Raw data —
Start of Block
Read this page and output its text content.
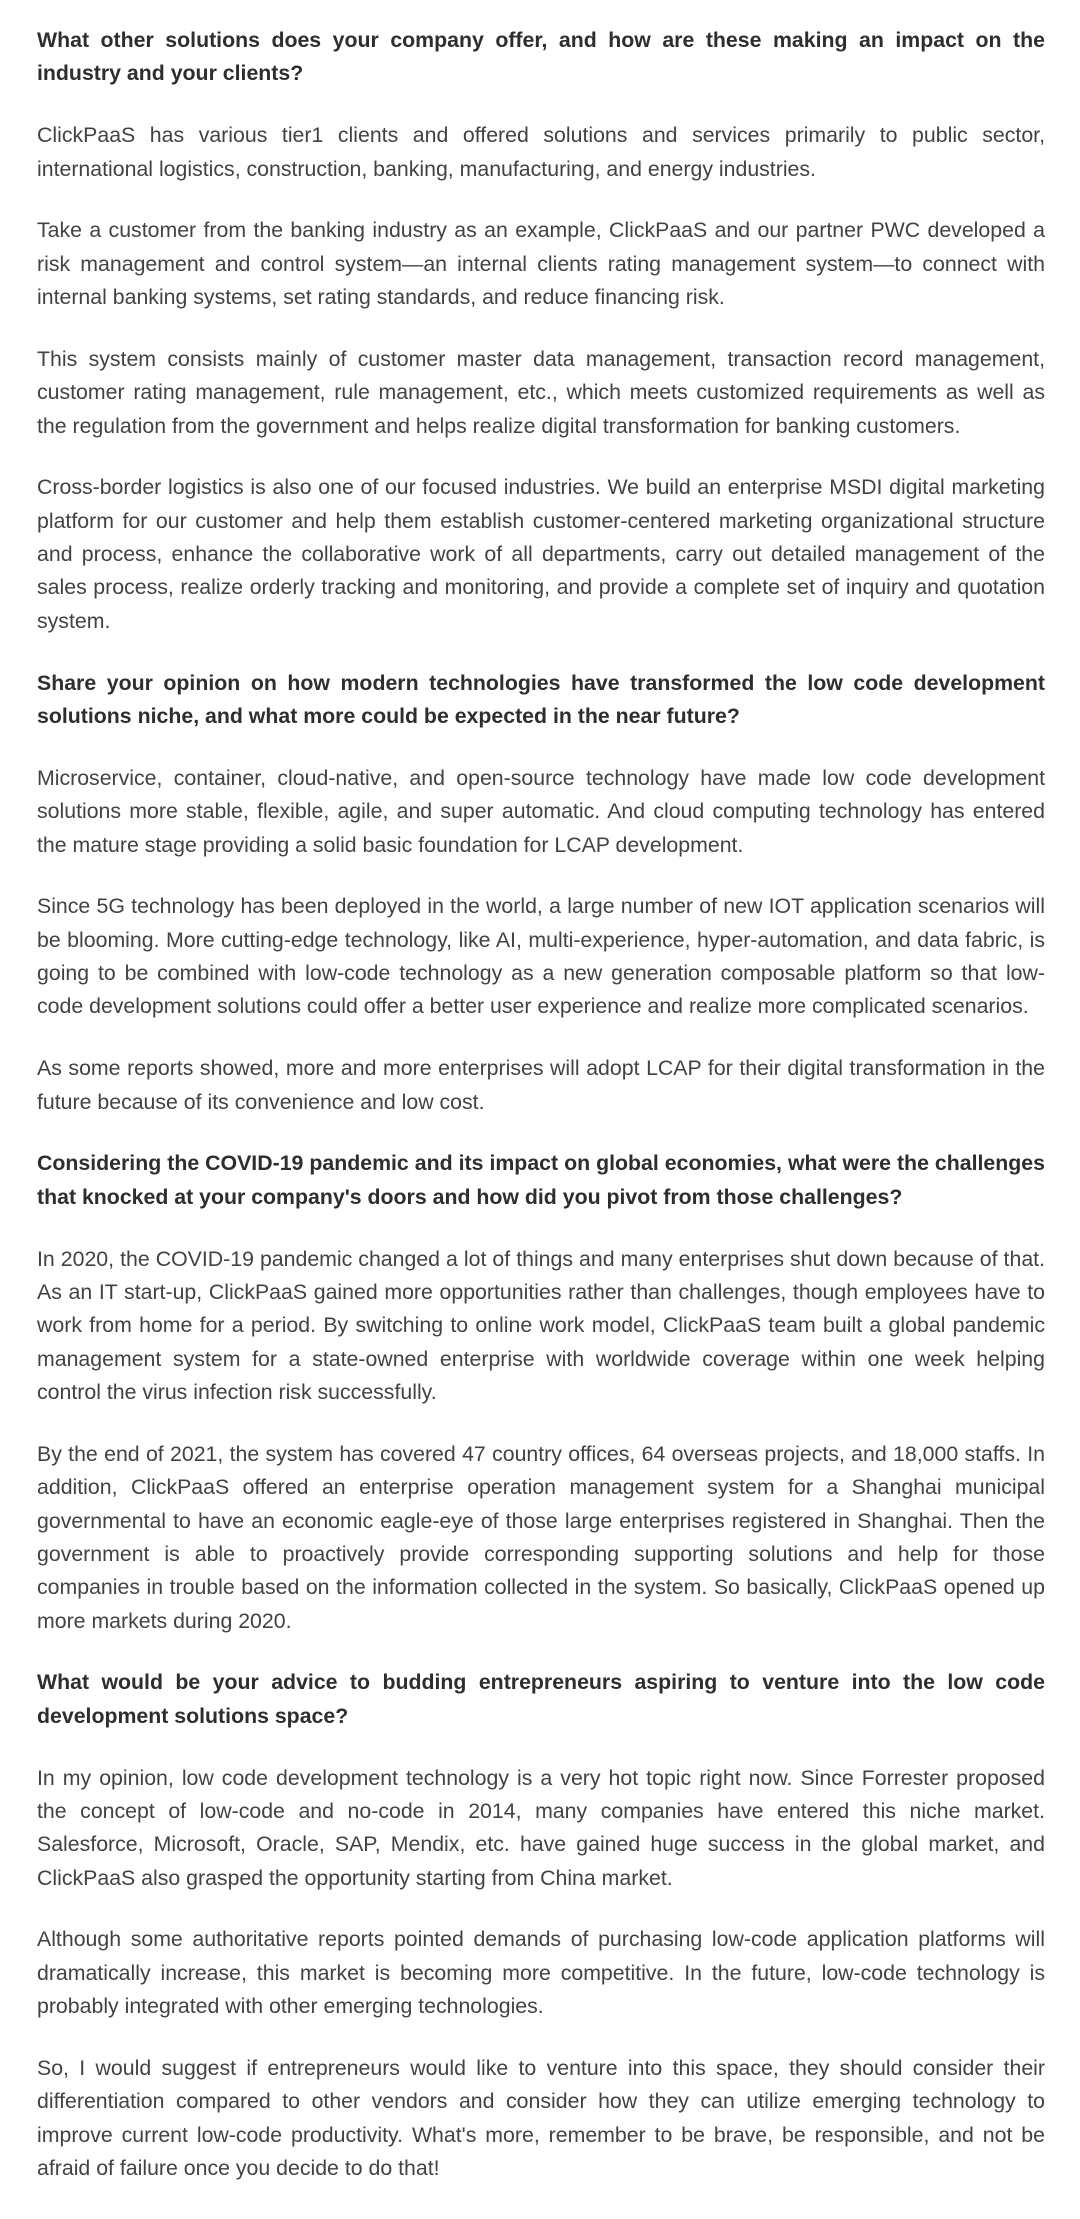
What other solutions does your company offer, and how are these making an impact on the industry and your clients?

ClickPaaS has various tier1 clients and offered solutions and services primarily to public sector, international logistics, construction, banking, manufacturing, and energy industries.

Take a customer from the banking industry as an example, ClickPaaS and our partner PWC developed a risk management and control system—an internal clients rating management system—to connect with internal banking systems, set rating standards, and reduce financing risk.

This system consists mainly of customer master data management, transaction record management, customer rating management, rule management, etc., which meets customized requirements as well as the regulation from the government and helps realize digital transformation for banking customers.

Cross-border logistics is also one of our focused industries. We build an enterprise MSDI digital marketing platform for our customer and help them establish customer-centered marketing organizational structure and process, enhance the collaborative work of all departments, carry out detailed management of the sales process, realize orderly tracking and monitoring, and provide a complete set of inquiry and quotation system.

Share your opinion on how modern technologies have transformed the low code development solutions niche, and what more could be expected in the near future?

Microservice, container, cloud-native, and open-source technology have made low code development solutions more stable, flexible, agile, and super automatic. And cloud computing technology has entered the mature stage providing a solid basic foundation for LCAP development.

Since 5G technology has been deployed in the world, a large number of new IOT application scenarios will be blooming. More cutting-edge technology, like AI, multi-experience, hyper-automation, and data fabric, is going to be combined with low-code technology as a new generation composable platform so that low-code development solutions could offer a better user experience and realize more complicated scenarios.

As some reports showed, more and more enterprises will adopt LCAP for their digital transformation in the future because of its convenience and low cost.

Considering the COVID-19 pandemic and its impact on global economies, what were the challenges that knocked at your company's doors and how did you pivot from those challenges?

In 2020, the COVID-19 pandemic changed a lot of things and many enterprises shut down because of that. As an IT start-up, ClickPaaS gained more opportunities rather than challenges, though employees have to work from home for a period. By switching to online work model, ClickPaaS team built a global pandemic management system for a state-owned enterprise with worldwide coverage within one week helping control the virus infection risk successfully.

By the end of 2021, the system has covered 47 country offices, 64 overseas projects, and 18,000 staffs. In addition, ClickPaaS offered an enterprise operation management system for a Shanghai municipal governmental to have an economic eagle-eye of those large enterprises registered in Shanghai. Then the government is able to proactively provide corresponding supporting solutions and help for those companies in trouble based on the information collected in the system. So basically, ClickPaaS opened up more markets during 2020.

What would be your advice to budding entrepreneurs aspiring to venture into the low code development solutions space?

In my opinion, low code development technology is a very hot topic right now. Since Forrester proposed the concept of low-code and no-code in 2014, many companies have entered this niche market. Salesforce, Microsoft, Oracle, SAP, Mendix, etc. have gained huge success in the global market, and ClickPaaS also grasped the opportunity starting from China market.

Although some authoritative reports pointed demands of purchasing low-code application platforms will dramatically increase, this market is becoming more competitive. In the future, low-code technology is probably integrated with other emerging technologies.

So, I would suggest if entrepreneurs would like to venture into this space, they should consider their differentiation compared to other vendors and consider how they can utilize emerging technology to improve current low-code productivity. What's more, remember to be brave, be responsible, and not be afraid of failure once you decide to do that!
End of Block
Task description —
Please give the data again in full, exactly as written, but without any images.

Solution to this exercise —
Read this page and output its text content.
What other solutions does your company offer, and how are these making an impact on the industry and your clients?

ClickPaaS has various tier1 clients and offered solutions and services primarily to public sector, international logistics, construction, banking, manufacturing, and energy industries.

Take a customer from the banking industry as an example, ClickPaaS and our partner PWC developed a risk management and control system—an internal clients rating management system—to connect with internal banking systems, set rating standards, and reduce financing risk.

This system consists mainly of customer master data management, transaction record management, customer rating management, rule management, etc., which meets customized requirements as well as the regulation from the government and helps realize digital transformation for banking customers.

Cross-border logistics is also one of our focused industries. We build an enterprise MSDI digital marketing platform for our customer and help them establish customer-centered marketing organizational structure and process, enhance the collaborative work of all departments, carry out detailed management of the sales process, realize orderly tracking and monitoring, and provide a complete set of inquiry and quotation system.

Share your opinion on how modern technologies have transformed the low code development solutions niche, and what more could be expected in the near future?

Microservice, container, cloud-native, and open-source technology have made low code development solutions more stable, flexible, agile, and super automatic. And cloud computing technology has entered the mature stage providing a solid basic foundation for LCAP development.

Since 5G technology has been deployed in the world, a large number of new IOT application scenarios will be blooming. More cutting-edge technology, like AI, multi-experience, hyper-automation, and data fabric, is going to be combined with low-code technology as a new generation composable platform so that low-code development solutions could offer a better user experience and realize more complicated scenarios.

As some reports showed, more and more enterprises will adopt LCAP for their digital transformation in the future because of its convenience and low cost.

Considering the COVID-19 pandemic and its impact on global economies, what were the challenges that knocked at your company's doors and how did you pivot from those challenges?

In 2020, the COVID-19 pandemic changed a lot of things and many enterprises shut down because of that. As an IT start-up, ClickPaaS gained more opportunities rather than challenges, though employees have to work from home for a period. By switching to online work model, ClickPaaS team built a global pandemic management system for a state-owned enterprise with worldwide coverage within one week helping control the virus infection risk successfully.

By the end of 2021, the system has covered 47 country offices, 64 overseas projects, and 18,000 staffs. In addition, ClickPaaS offered an enterprise operation management system for a Shanghai municipal governmental to have an economic eagle-eye of those large enterprises registered in Shanghai. Then the government is able to proactively provide corresponding supporting solutions and help for those companies in trouble based on the information collected in the system. So basically, ClickPaaS opened up more markets during 2020.

What would be your advice to budding entrepreneurs aspiring to venture into the low code development solutions space?

In my opinion, low code development technology is a very hot topic right now. Since Forrester proposed the concept of low-code and no-code in 2014, many companies have entered this niche market. Salesforce, Microsoft, Oracle, SAP, Mendix, etc. have gained huge success in the global market, and ClickPaaS also grasped the opportunity starting from China market.

Although some authoritative reports pointed demands of purchasing low-code application platforms will dramatically increase, this market is becoming more competitive. In the future, low-code technology is probably integrated with other emerging technologies.

So, I would suggest if entrepreneurs would like to venture into this space, they should consider their differentiation compared to other vendors and consider how they can utilize emerging technology to improve current low-code productivity. What's more, remember to be brave, be responsible, and not be afraid of failure once you decide to do that!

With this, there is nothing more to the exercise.